▶ Directions
Restate the whole listing exactly.

Data excerpts
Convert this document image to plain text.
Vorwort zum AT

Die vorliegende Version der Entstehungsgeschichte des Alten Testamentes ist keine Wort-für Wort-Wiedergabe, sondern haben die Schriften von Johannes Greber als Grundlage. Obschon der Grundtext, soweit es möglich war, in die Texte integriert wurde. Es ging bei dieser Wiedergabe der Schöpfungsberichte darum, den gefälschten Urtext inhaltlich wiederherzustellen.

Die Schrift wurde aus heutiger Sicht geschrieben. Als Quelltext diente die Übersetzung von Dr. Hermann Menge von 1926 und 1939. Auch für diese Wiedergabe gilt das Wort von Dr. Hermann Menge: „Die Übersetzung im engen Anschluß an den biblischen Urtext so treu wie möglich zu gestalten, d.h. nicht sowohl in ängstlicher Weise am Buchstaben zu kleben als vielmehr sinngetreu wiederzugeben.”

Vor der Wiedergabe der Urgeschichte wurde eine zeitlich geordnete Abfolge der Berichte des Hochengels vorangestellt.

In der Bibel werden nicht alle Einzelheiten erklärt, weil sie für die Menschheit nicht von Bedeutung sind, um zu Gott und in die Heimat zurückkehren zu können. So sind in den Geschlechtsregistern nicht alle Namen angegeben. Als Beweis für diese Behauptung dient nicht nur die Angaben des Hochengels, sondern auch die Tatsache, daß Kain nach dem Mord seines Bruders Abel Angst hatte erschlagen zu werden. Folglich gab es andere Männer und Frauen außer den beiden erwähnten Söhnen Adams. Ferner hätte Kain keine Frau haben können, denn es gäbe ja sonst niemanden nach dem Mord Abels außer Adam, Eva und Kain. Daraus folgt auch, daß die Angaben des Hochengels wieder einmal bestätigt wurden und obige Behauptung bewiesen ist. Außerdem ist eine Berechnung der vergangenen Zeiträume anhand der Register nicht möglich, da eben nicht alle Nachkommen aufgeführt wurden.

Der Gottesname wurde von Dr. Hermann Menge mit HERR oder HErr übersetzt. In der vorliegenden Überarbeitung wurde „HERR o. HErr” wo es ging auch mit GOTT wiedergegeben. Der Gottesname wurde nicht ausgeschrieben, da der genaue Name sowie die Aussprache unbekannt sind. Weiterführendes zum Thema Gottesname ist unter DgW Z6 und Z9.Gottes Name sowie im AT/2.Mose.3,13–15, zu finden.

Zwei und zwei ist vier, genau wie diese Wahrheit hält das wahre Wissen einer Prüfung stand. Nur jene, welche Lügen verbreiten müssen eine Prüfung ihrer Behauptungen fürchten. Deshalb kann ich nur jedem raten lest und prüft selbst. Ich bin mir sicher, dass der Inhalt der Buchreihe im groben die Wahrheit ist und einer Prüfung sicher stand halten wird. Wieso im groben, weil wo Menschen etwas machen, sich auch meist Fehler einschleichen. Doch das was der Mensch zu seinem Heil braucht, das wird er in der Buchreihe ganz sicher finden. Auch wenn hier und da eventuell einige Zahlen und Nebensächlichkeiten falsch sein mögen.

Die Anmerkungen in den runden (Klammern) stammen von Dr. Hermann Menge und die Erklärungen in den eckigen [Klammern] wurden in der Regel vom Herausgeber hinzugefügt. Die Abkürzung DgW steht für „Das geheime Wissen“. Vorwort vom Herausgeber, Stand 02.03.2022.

▶ Solution to this exercise
Convert this document image to plain text.
Vorwort zum AT

Die vorliegende Version der Entstehungsgeschichte des Alten Testamentes ist keine Wort-für Wort-Wiedergabe, sondern haben die Schriften von Johannes Greber als Grundlage. Obschon der Grundtext, soweit es möglich war, in die Texte integriert wurde. Es ging bei dieser Wiedergabe der Schöpfungsberichte darum, den gefälschten Urtext inhaltlich wiederherzustellen.

Die Schrift wurde aus heutiger Sicht geschrieben. Als Quelltext diente die Übersetzung von Dr. Hermann Menge von 1926 und 1939. Auch für diese Wiedergabe gilt das Wort von Dr. Hermann Menge: „Die Übersetzung im engen Anschluß an den biblischen Urtext so treu wie möglich zu gestalten, d.h. nicht sowohl in ängstlicher Weise am Buchstaben zu kleben als vielmehr sinngetreu wiederzugeben.”

Vor der Wiedergabe der Urgeschichte wurde eine zeitlich geordnete Abfolge der Berichte des Hochengels vorangestellt.

In der Bibel werden nicht alle Einzelheiten erklärt, weil sie für die Menschheit nicht von Bedeutung sind, um zu Gott und in die Heimat zurückkehren zu können. So sind in den Geschlechtsregistern nicht alle Namen angegeben. Als Beweis für diese Behauptung dient nicht nur die Angaben des Hochengels, sondern auch die Tatsache, daß Kain nach dem Mord seines Bruders Abel Angst hatte erschlagen zu werden. Folglich gab es andere Männer und Frauen außer den beiden erwähnten Söhnen Adams. Ferner hätte Kain keine Frau haben können, denn es gäbe ja sonst niemanden nach dem Mord Abels außer Adam, Eva und Kain. Daraus folgt auch, daß die Angaben des Hochengels wieder einmal bestätigt wurden und obige Behauptung bewiesen ist. Außerdem ist eine Berechnung der vergangenen Zeiträume anhand der Register nicht möglich, da eben nicht alle Nachkommen aufgeführt wurden.

Der Gottesname wurde von Dr. Hermann Menge mit HERR oder HErr übersetzt. In der vorliegenden Überarbeitung wurde „HERR o. HErr” wo es ging auch mit GOTT wiedergegeben. Der Gottesname wurde nicht ausgeschrieben, da der genaue Name sowie die Aussprache unbekannt sind. Weiterführendes zum Thema Gottesname ist unter DgW Z6 und Z9.Gottes Name sowie im AT/2.Mose.3,13–15, zu finden.

Zwei und zwei ist vier, genau wie diese Wahrheit hält das wahre Wissen einer Prüfung stand. Nur jene, welche Lügen verbreiten müssen eine Prüfung ihrer Behauptungen fürchten. Deshalb kann ich nur jedem raten lest und prüft selbst. Ich bin mir sicher, dass der Inhalt der Buchreihe im groben die Wahrheit ist und einer Prüfung sicher stand halten wird. Wieso im groben, weil wo Menschen etwas machen, sich auch meist Fehler einschleichen. Doch das was der Mensch zu seinem Heil braucht, das wird er in der Buchreihe ganz sicher finden. Auch wenn hier und da eventuell einige Zahlen und Nebensächlichkeiten falsch sein mögen.

Die Anmerkungen in den runden (Klammern) stammen von Dr. Hermann Menge und die Erklärungen in den eckigen [Klammern] wurden in der Regel vom Herausgeber hinzugefügt. Die Abkürzung DgW steht für „Das geheime Wissen“. Vorwort vom Herausgeber, Stand 02.03.2022.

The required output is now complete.